STATED EXERCISE. Copy each record exactly as it reads, leaving out any pictures it holds.

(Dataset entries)
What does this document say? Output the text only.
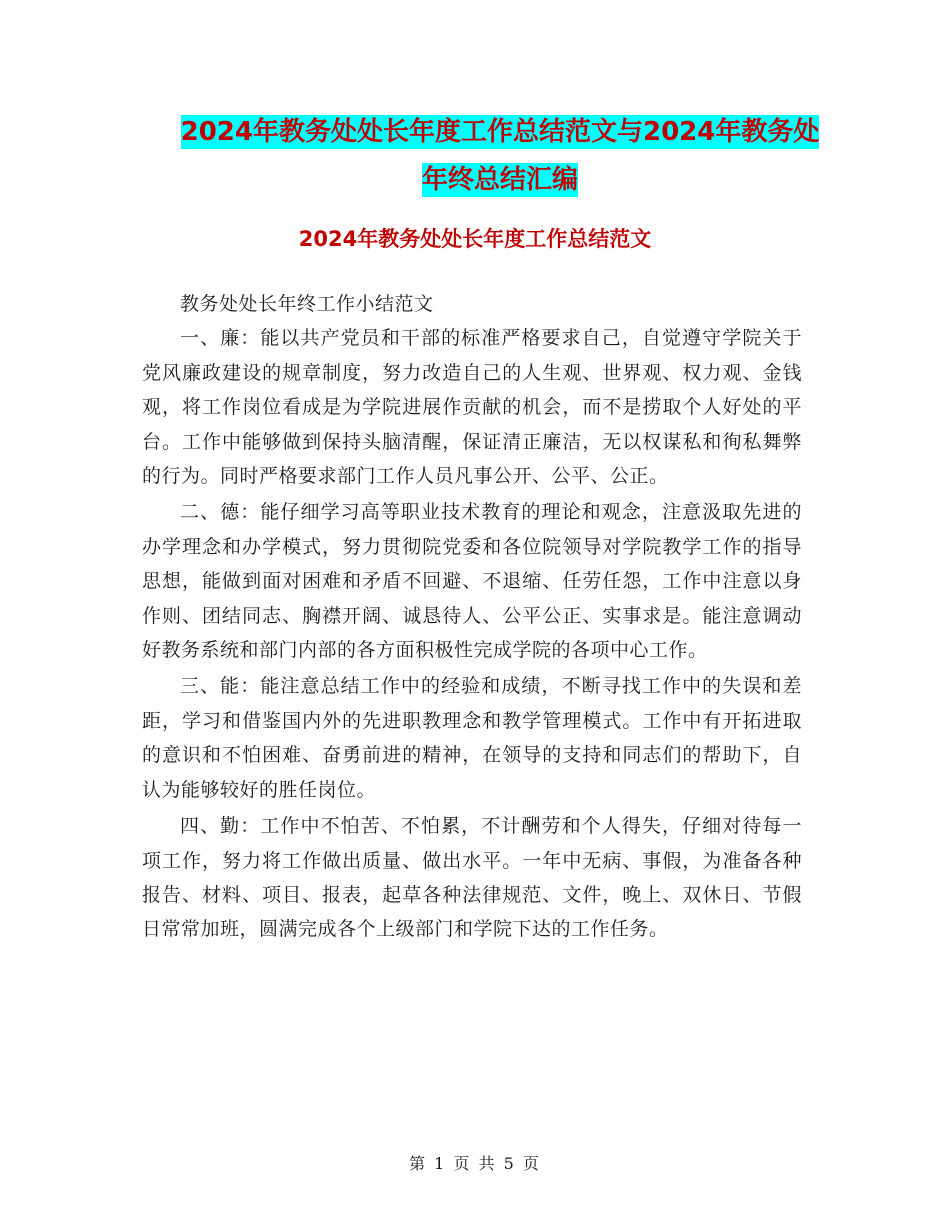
2024年教务处处长年度工作总结范文与2024年教务处
年终总结汇编
2024年教务处处长年度工作总结范文

教务处处长年终工作小结范文

一、廉：能以共产党员和干部的标准严格要求自己，自觉遵守学院关于党风廉政建设的规章制度，努力改造自己的人生观、世界观、权力观、金钱观，将工作岗位看成是为学院进展作贡献的机会，而不是捞取个人好处的平台。工作中能够做到保持头脑清醒，保证清正廉洁，无以权谋私和徇私舞弊的行为。同时严格要求部门工作人员凡事公开、公平、公正。

二、德：能仔细学习高等职业技术教育的理论和观念，注意汲取先进的办学理念和办学模式，努力贯彻院党委和各位院领导对学院教学工作的指导思想，能做到面对困难和矛盾不回避、不退缩、任劳任怨，工作中注意以身作则、团结同志、胸襟开阔、诚恳待人、公平公正、实事求是。能注意调动好教务系统和部门内部的各方面积极性完成学院的各项中心工作。

三、能：能注意总结工作中的经验和成绩，不断寻找工作中的失误和差距，学习和借鉴国内外的先进职教理念和教学管理模式。工作中有开拓进取的意识和不怕困难、奋勇前进的精神，在领导的支持和同志们的帮助下，自认为能够较好的胜任岗位。

四、勤：工作中不怕苦、不怕累，不计酬劳和个人得失，仔细对待每一项工作，努力将工作做出质量、做出水平。一年中无病、事假，为准备各种报告、材料、项目、报表，起草各种法律规范、文件，晚上、双休日、节假日常常加班，圆满完成各个上级部门和学院下达的工作任务。

第 1 页 共 5 页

COMPLETE OUTPUT.
What does this document say? Output the text only.
2024年教务处处长年度工作总结范文与2024年教务处
年终总结汇编
2024年教务处处长年度工作总结范文

教务处处长年终工作小结范文

一、廉：能以共产党员和干部的标准严格要求自己，自觉遵守学院关于党风廉政建设的规章制度，努力改造自己的人生观、世界观、权力观、金钱观，将工作岗位看成是为学院进展作贡献的机会，而不是捞取个人好处的平台。工作中能够做到保持头脑清醒，保证清正廉洁，无以权谋私和徇私舞弊的行为。同时严格要求部门工作人员凡事公开、公平、公正。

二、德：能仔细学习高等职业技术教育的理论和观念，注意汲取先进的办学理念和办学模式，努力贯彻院党委和各位院领导对学院教学工作的指导思想，能做到面对困难和矛盾不回避、不退缩、任劳任怨，工作中注意以身作则、团结同志、胸襟开阔、诚恳待人、公平公正、实事求是。能注意调动好教务系统和部门内部的各方面积极性完成学院的各项中心工作。

三、能：能注意总结工作中的经验和成绩，不断寻找工作中的失误和差距，学习和借鉴国内外的先进职教理念和教学管理模式。工作中有开拓进取的意识和不怕困难、奋勇前进的精神，在领导的支持和同志们的帮助下，自认为能够较好的胜任岗位。

四、勤：工作中不怕苦、不怕累，不计酬劳和个人得失，仔细对待每一项工作，努力将工作做出质量、做出水平。一年中无病、事假，为准备各种报告、材料、项目、报表，起草各种法律规范、文件，晚上、双休日、节假日常常加班，圆满完成各个上级部门和学院下达的工作任务。

第 1 页 共 5 页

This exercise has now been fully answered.